─── Task input
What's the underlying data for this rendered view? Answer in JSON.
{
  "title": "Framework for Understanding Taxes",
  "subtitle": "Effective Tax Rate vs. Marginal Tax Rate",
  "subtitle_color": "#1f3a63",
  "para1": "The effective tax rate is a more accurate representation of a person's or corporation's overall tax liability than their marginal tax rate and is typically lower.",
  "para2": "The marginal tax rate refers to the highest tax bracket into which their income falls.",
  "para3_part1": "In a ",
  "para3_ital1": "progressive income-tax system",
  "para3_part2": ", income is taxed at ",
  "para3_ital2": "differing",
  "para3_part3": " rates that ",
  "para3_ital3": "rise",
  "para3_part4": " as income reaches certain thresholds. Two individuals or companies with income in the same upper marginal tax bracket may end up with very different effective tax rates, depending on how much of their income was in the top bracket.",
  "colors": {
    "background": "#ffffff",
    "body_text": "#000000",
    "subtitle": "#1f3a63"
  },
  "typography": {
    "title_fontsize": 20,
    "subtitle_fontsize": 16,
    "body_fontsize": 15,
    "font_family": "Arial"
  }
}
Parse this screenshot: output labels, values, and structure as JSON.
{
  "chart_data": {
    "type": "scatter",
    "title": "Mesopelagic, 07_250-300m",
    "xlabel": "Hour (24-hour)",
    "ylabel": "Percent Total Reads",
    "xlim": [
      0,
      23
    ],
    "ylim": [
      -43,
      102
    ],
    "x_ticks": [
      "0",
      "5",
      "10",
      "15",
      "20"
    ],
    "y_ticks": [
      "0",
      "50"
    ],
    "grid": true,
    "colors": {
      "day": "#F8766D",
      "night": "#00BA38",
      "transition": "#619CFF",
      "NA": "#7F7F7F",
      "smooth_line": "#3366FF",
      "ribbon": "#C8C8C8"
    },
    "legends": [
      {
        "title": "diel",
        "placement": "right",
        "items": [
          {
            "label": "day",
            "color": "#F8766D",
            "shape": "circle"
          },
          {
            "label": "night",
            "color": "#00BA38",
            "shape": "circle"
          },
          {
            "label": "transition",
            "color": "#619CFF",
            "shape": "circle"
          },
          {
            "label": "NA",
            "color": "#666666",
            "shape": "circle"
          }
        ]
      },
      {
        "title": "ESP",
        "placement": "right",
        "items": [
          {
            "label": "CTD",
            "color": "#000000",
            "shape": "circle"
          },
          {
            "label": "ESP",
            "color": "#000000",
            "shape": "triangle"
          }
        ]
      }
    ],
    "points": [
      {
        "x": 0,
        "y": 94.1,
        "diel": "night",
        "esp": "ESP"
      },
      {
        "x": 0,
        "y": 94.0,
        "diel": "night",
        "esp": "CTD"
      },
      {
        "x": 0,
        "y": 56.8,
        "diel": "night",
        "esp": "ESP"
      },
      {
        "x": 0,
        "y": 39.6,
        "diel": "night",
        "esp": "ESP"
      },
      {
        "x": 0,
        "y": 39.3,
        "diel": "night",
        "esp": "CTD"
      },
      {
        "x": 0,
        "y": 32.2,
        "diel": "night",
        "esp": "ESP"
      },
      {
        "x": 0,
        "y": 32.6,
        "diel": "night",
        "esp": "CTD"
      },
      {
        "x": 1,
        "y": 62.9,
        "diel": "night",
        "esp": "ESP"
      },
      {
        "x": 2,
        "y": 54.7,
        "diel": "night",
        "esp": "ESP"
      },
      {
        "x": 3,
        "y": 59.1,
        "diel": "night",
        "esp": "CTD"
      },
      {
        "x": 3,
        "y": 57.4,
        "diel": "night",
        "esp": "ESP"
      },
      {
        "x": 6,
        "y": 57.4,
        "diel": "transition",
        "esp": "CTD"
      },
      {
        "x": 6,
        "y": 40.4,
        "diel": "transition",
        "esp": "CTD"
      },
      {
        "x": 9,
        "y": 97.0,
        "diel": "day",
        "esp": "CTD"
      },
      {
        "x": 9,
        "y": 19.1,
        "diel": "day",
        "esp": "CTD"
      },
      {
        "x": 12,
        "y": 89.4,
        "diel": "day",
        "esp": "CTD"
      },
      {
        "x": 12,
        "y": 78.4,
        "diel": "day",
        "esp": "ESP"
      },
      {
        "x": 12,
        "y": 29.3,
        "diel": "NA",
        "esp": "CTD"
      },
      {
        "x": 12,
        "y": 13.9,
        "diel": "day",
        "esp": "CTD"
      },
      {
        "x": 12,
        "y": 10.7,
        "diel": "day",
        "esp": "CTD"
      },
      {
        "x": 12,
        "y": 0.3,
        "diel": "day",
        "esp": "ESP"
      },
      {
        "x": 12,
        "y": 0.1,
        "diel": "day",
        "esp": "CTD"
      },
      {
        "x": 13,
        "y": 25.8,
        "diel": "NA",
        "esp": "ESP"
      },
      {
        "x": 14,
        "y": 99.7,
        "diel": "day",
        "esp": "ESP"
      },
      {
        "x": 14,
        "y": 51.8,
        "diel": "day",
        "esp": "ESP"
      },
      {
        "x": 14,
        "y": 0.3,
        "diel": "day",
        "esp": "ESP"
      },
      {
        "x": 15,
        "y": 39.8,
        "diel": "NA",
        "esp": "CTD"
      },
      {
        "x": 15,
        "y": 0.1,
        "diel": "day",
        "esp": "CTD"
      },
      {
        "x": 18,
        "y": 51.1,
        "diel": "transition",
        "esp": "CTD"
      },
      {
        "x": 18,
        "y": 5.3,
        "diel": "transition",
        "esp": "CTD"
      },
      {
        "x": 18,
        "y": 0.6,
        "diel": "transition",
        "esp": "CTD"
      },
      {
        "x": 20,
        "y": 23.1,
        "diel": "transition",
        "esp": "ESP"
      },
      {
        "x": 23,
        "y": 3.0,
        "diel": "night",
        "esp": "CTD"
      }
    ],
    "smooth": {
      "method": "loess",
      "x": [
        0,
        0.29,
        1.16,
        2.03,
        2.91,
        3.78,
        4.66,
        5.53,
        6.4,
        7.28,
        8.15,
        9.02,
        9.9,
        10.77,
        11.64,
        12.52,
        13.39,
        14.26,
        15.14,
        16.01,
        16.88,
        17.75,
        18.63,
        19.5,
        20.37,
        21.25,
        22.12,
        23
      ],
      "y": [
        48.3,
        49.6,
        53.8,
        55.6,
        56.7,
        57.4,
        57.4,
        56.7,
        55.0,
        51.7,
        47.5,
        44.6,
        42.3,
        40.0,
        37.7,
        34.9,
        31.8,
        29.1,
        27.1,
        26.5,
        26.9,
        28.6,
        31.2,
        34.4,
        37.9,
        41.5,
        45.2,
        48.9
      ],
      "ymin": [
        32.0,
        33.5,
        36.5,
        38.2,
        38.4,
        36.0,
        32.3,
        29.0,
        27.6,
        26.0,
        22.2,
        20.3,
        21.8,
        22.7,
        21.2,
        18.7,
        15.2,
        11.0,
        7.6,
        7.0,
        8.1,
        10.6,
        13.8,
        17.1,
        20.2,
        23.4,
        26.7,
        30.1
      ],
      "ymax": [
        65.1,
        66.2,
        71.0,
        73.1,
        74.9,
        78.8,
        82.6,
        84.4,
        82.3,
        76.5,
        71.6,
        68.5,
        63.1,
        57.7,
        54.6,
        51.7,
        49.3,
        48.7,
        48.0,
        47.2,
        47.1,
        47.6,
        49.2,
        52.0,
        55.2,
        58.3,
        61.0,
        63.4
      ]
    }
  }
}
──────
Give all of the entries again, word for word.

What's the underlying data for this rendered view? Answer in JSON.
{
  "title": "Framework for Understanding Taxes",
  "subtitle": "Effective Tax Rate vs. Marginal Tax Rate",
  "subtitle_color": "#1f3a63",
  "para1": "The effective tax rate is a more accurate representation of a person's or corporation's overall tax liability than their marginal tax rate and is typically lower.",
  "para2": "The marginal tax rate refers to the highest tax bracket into which their income falls.",
  "para3_part1": "In a ",
  "para3_ital1": "progressive income-tax system",
  "para3_part2": ", income is taxed at ",
  "para3_ital2": "differing",
  "para3_part3": " rates that ",
  "para3_ital3": "rise",
  "para3_part4": " as income reaches certain thresholds. Two individuals or companies with income in the same upper marginal tax bracket may end up with very different effective tax rates, depending on how much of their income was in the top bracket.",
  "colors": {
    "background": "#ffffff",
    "body_text": "#000000",
    "subtitle": "#1f3a63"
  },
  "typography": {
    "title_fontsize": 20,
    "subtitle_fontsize": 16,
    "body_fontsize": 15,
    "font_family": "Arial"
  }
}
Parse this screenshot: output labels, values, and structure as JSON.
{
  "chart_data": {
    "type": "scatter",
    "title": "Mesopelagic, 07_250-300m",
    "xlabel": "Hour (24-hour)",
    "ylabel": "Percent Total Reads",
    "xlim": [
      0,
      23
    ],
    "ylim": [
      -43,
      102
    ],
    "x_ticks": [
      "0",
      "5",
      "10",
      "15",
      "20"
    ],
    "y_ticks": [
      "0",
      "50"
    ],
    "grid": true,
    "colors": {
      "day": "#F8766D",
      "night": "#00BA38",
      "transition": "#619CFF",
      "NA": "#7F7F7F",
      "smooth_line": "#3366FF",
      "ribbon": "#C8C8C8"
    },
    "legends": [
      {
        "title": "diel",
        "placement": "right",
        "items": [
          {
            "label": "day",
            "color": "#F8766D",
            "shape": "circle"
          },
          {
            "label": "night",
            "color": "#00BA38",
            "shape": "circle"
          },
          {
            "label": "transition",
            "color": "#619CFF",
            "shape": "circle"
          },
          {
            "label": "NA",
            "color": "#666666",
            "shape": "circle"
          }
        ]
      },
      {
        "title": "ESP",
        "placement": "right",
        "items": [
          {
            "label": "CTD",
            "color": "#000000",
            "shape": "circle"
          },
          {
            "label": "ESP",
            "color": "#000000",
            "shape": "triangle"
          }
        ]
      }
    ],
    "points": [
      {
        "x": 0,
        "y": 94.1,
        "diel": "night",
        "esp": "ESP"
      },
      {
        "x": 0,
        "y": 94.0,
        "diel": "night",
        "esp": "CTD"
      },
      {
        "x": 0,
        "y": 56.8,
        "diel": "night",
        "esp": "ESP"
      },
      {
        "x": 0,
        "y": 39.6,
        "diel": "night",
        "esp": "ESP"
      },
      {
        "x": 0,
        "y": 39.3,
        "diel": "night",
        "esp": "CTD"
      },
      {
        "x": 0,
        "y": 32.2,
        "diel": "night",
        "esp": "ESP"
      },
      {
        "x": 0,
        "y": 32.6,
        "diel": "night",
        "esp": "CTD"
      },
      {
        "x": 1,
        "y": 62.9,
        "diel": "night",
        "esp": "ESP"
      },
      {
        "x": 2,
        "y": 54.7,
        "diel": "night",
        "esp": "ESP"
      },
      {
        "x": 3,
        "y": 59.1,
        "diel": "night",
        "esp": "CTD"
      },
      {
        "x": 3,
        "y": 57.4,
        "diel": "night",
        "esp": "ESP"
      },
      {
        "x": 6,
        "y": 57.4,
        "diel": "transition",
        "esp": "CTD"
      },
      {
        "x": 6,
        "y": 40.4,
        "diel": "transition",
        "esp": "CTD"
      },
      {
        "x": 9,
        "y": 97.0,
        "diel": "day",
        "esp": "CTD"
      },
      {
        "x": 9,
        "y": 19.1,
        "diel": "day",
        "esp": "CTD"
      },
      {
        "x": 12,
        "y": 89.4,
        "diel": "day",
        "esp": "CTD"
      },
      {
        "x": 12,
        "y": 78.4,
        "diel": "day",
        "esp": "ESP"
      },
      {
        "x": 12,
        "y": 29.3,
        "diel": "NA",
        "esp": "CTD"
      },
      {
        "x": 12,
        "y": 13.9,
        "diel": "day",
        "esp": "CTD"
      },
      {
        "x": 12,
        "y": 10.7,
        "diel": "day",
        "esp": "CTD"
      },
      {
        "x": 12,
        "y": 0.3,
        "diel": "day",
        "esp": "ESP"
      },
      {
        "x": 12,
        "y": 0.1,
        "diel": "day",
        "esp": "CTD"
      },
      {
        "x": 13,
        "y": 25.8,
        "diel": "NA",
        "esp": "ESP"
      },
      {
        "x": 14,
        "y": 99.7,
        "diel": "day",
        "esp": "ESP"
      },
      {
        "x": 14,
        "y": 51.8,
        "diel": "day",
        "esp": "ESP"
      },
      {
        "x": 14,
        "y": 0.3,
        "diel": "day",
        "esp": "ESP"
      },
      {
        "x": 15,
        "y": 39.8,
        "diel": "NA",
        "esp": "CTD"
      },
      {
        "x": 15,
        "y": 0.1,
        "diel": "day",
        "esp": "CTD"
      },
      {
        "x": 18,
        "y": 51.1,
        "diel": "transition",
        "esp": "CTD"
      },
      {
        "x": 18,
        "y": 5.3,
        "diel": "transition",
        "esp": "CTD"
      },
      {
        "x": 18,
        "y": 0.6,
        "diel": "transition",
        "esp": "CTD"
      },
      {
        "x": 20,
        "y": 23.1,
        "diel": "transition",
        "esp": "ESP"
      },
      {
        "x": 23,
        "y": 3.0,
        "diel": "night",
        "esp": "CTD"
      }
    ],
    "smooth": {
      "method": "loess",
      "x": [
        0,
        0.29,
        1.16,
        2.03,
        2.91,
        3.78,
        4.66,
        5.53,
        6.4,
        7.28,
        8.15,
        9.02,
        9.9,
        10.77,
        11.64,
        12.52,
        13.39,
        14.26,
        15.14,
        16.01,
        16.88,
        17.75,
        18.63,
        19.5,
        20.37,
        21.25,
        22.12,
        23
      ],
      "y": [
        48.3,
        49.6,
        53.8,
        55.6,
        56.7,
        57.4,
        57.4,
        56.7,
        55.0,
        51.7,
        47.5,
        44.6,
        42.3,
        40.0,
        37.7,
        34.9,
        31.8,
        29.1,
        27.1,
        26.5,
        26.9,
        28.6,
        31.2,
        34.4,
        37.9,
        41.5,
        45.2,
        48.9
      ],
      "ymin": [
        32.0,
        33.5,
        36.5,
        38.2,
        38.4,
        36.0,
        32.3,
        29.0,
        27.6,
        26.0,
        22.2,
        20.3,
        21.8,
        22.7,
        21.2,
        18.7,
        15.2,
        11.0,
        7.6,
        7.0,
        8.1,
        10.6,
        13.8,
        17.1,
        20.2,
        23.4,
        26.7,
        30.1
      ],
      "ymax": [
        65.1,
        66.2,
        71.0,
        73.1,
        74.9,
        78.8,
        82.6,
        84.4,
        82.3,
        76.5,
        71.6,
        68.5,
        63.1,
        57.7,
        54.6,
        51.7,
        49.3,
        48.7,
        48.0,
        47.2,
        47.1,
        47.6,
        49.2,
        52.0,
        55.2,
        58.3,
        61.0,
        63.4
      ]
    }
  }
}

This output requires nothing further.